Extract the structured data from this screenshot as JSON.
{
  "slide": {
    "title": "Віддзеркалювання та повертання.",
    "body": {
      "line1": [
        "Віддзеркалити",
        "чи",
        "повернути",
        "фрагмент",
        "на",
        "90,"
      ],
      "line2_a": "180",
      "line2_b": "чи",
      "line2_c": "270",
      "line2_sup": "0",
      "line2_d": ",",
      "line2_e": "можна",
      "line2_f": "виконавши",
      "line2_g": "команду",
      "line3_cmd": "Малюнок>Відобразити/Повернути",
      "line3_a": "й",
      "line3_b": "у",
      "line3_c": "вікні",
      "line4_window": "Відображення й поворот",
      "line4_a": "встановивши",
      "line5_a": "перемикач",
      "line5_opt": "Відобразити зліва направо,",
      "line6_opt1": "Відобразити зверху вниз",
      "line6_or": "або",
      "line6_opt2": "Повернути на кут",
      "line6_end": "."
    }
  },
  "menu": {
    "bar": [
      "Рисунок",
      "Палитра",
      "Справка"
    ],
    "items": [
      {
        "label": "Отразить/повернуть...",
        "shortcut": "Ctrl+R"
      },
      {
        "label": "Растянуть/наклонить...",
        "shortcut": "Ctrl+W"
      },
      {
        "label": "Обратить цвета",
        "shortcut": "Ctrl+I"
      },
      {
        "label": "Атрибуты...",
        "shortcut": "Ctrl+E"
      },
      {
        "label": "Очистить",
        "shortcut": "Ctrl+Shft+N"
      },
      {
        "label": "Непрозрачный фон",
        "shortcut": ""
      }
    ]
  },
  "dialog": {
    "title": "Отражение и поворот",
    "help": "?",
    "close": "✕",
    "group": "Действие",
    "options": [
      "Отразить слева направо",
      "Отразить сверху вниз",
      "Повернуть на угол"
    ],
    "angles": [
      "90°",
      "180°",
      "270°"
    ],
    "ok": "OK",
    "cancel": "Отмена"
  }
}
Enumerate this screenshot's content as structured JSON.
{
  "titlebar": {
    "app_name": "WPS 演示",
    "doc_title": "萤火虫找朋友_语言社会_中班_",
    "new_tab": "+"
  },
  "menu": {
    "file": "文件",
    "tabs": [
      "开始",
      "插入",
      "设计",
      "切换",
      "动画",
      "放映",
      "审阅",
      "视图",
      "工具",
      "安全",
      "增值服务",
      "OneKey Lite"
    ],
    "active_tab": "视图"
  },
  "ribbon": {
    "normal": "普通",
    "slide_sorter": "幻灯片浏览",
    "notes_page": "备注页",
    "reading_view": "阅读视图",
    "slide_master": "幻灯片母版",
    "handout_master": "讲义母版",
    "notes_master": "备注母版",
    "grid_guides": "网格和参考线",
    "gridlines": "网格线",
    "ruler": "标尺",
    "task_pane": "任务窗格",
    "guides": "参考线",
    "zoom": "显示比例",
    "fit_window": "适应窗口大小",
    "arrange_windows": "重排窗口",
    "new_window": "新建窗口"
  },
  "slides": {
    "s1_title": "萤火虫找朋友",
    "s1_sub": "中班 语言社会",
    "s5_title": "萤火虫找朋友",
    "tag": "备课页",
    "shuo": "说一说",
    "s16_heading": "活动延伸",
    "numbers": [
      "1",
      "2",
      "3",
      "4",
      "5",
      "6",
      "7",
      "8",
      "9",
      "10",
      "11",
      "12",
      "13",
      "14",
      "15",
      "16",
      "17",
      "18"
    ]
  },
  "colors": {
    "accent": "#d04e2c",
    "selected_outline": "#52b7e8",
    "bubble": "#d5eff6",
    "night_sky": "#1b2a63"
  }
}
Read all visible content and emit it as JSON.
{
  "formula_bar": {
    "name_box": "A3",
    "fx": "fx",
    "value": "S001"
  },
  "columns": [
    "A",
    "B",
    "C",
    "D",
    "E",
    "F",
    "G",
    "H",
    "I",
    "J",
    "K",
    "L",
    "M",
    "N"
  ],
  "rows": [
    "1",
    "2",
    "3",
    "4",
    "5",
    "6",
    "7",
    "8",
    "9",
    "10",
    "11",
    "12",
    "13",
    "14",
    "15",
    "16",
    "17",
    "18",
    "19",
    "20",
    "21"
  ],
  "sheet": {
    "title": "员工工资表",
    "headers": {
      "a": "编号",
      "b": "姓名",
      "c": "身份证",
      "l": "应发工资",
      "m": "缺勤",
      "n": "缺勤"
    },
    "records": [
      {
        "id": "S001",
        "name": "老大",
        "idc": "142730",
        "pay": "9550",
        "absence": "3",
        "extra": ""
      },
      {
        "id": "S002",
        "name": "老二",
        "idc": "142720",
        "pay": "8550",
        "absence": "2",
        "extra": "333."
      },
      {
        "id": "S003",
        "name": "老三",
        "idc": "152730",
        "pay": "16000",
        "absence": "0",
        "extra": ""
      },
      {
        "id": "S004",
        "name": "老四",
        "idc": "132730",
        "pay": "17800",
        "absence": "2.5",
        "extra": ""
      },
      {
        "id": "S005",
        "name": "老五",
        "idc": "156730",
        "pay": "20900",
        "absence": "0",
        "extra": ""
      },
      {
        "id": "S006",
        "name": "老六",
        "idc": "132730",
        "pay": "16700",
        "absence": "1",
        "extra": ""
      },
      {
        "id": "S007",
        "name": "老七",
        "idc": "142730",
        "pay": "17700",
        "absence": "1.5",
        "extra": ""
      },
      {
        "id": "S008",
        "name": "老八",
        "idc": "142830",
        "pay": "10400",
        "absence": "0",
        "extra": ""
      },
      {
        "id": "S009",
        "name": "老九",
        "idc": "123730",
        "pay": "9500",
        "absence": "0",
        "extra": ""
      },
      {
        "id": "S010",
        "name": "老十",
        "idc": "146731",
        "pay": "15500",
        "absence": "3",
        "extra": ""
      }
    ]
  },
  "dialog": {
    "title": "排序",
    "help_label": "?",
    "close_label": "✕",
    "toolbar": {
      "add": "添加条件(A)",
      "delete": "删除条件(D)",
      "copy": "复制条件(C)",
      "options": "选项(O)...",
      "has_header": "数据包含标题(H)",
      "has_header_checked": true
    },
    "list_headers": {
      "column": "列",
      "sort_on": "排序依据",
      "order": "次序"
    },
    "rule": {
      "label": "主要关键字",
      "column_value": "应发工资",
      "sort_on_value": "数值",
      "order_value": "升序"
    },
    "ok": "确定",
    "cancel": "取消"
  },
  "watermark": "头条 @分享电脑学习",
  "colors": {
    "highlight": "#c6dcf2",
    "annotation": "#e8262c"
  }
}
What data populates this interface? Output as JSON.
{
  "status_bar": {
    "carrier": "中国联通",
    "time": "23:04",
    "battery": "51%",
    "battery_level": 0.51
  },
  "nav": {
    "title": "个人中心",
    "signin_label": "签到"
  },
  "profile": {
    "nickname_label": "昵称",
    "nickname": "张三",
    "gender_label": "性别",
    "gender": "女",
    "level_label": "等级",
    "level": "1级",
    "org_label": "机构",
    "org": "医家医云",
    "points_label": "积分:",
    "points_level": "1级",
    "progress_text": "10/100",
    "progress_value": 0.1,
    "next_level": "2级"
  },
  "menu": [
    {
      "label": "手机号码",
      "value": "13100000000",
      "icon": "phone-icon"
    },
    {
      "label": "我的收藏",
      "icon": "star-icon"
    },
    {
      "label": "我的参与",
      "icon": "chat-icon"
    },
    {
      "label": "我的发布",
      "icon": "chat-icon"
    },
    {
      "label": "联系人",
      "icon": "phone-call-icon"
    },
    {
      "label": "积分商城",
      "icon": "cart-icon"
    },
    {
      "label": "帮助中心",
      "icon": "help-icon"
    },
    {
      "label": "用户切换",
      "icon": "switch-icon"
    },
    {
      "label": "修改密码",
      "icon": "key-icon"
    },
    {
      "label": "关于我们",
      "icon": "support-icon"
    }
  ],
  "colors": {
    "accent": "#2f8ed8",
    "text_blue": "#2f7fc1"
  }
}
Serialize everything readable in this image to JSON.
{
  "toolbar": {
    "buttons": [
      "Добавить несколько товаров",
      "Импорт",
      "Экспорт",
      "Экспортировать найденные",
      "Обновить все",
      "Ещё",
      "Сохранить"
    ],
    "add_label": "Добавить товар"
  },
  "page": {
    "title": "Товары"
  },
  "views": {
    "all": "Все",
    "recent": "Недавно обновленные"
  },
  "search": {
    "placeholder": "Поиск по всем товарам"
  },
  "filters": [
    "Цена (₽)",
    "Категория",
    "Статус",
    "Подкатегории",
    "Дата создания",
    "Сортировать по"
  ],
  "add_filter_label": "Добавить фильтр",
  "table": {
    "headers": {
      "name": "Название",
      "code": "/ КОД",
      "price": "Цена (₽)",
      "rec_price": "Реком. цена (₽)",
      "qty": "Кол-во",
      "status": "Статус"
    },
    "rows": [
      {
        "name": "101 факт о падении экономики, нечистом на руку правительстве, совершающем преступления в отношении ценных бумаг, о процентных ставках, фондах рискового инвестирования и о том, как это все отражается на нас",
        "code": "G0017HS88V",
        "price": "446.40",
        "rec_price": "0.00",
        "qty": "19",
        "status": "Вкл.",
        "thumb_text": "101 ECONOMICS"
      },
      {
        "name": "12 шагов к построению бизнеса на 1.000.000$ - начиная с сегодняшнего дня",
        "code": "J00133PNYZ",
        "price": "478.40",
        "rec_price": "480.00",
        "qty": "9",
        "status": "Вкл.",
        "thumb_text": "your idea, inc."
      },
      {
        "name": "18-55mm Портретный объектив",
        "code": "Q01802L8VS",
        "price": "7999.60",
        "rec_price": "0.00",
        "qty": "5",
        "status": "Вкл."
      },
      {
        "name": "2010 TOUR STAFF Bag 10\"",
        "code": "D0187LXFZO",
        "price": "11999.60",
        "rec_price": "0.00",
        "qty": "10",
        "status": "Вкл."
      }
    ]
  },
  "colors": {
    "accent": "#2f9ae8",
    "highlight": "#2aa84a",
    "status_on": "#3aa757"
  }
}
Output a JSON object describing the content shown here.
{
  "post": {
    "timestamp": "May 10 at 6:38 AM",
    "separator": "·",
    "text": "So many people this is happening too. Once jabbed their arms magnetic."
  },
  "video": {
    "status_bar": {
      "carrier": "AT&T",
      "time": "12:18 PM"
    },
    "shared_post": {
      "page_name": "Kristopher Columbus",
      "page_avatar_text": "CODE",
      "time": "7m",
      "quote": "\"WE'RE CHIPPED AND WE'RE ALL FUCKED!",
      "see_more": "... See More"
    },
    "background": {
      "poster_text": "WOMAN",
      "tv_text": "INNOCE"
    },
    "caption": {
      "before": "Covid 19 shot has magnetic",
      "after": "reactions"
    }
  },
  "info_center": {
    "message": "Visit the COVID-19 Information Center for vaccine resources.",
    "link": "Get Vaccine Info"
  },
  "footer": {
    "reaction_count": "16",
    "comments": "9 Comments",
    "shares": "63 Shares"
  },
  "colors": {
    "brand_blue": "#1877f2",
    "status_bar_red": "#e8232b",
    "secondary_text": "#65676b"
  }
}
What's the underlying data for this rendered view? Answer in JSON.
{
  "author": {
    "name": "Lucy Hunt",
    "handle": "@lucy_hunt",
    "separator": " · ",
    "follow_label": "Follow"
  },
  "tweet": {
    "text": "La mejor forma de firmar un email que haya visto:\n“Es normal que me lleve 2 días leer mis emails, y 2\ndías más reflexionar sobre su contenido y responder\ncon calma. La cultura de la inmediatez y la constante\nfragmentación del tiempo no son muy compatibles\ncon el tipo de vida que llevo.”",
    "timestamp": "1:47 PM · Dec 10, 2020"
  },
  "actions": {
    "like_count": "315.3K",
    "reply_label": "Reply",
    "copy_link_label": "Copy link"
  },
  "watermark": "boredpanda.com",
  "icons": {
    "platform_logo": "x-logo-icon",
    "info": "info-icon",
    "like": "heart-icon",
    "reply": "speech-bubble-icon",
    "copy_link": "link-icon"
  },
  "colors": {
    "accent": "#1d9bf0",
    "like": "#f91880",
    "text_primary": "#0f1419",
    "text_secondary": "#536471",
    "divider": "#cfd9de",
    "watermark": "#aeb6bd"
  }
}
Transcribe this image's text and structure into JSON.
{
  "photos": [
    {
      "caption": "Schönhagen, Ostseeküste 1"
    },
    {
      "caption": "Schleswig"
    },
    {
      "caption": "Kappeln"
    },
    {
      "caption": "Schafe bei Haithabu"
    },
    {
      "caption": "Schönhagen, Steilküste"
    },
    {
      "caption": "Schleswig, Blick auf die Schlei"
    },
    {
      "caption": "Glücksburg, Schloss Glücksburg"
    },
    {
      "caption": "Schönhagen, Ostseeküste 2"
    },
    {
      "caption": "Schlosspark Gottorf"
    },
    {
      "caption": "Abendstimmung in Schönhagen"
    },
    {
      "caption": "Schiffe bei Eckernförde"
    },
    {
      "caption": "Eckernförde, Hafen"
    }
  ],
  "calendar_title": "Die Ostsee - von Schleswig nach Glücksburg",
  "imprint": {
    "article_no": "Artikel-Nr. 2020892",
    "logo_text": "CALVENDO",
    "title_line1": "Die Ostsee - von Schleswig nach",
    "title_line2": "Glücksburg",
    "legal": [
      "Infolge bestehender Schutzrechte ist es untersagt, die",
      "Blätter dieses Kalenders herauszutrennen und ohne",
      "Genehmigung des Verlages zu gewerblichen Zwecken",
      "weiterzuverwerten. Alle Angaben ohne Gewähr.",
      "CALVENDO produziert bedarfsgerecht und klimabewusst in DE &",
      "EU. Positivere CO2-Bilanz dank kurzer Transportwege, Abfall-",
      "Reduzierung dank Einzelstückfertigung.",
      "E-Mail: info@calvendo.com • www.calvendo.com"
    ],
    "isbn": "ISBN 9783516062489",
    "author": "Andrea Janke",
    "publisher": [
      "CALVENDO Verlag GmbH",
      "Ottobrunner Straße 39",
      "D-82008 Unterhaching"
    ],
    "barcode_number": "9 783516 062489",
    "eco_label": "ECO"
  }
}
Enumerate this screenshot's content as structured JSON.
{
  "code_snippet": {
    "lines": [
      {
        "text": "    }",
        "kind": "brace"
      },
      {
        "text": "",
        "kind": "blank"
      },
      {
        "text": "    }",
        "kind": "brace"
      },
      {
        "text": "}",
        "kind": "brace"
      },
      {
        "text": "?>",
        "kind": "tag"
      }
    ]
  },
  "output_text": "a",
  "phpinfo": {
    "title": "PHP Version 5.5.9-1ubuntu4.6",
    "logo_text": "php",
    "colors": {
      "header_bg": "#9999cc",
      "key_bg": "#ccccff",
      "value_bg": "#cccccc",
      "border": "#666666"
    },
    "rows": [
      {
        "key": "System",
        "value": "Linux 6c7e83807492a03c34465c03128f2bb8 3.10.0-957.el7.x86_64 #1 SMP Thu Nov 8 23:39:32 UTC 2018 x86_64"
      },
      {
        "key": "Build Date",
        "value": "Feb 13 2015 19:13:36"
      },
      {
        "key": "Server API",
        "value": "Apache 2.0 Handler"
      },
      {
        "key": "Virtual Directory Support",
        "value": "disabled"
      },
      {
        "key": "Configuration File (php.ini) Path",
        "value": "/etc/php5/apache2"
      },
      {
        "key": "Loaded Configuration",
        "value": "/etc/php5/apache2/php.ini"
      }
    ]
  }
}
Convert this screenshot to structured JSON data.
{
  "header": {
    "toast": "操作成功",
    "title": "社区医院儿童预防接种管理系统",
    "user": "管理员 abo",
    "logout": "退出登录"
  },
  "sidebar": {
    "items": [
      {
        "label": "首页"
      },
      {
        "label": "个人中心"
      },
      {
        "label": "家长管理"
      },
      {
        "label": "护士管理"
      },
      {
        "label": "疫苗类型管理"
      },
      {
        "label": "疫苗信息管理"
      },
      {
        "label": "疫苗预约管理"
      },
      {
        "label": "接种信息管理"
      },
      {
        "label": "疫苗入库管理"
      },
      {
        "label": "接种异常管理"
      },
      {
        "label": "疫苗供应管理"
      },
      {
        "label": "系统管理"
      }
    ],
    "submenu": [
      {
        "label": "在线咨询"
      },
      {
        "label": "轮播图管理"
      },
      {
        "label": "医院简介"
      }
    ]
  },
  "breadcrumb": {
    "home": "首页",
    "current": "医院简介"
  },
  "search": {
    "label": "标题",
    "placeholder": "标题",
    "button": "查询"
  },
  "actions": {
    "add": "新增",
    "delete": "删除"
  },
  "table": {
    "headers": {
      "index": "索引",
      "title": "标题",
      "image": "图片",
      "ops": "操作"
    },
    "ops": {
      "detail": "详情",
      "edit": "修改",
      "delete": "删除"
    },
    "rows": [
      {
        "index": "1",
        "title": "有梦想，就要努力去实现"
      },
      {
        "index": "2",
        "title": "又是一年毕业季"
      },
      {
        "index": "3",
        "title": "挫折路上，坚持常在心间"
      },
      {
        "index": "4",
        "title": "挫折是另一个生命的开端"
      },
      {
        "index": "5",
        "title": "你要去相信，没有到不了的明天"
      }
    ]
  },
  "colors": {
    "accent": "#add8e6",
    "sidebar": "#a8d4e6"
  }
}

# SHORT PROBLEM
Collect, from the material above, every line containing the word "поворот".

# FINISHED TASK
      "line4_window": "Відображення й поворот",
    "title": "Отражение и поворот",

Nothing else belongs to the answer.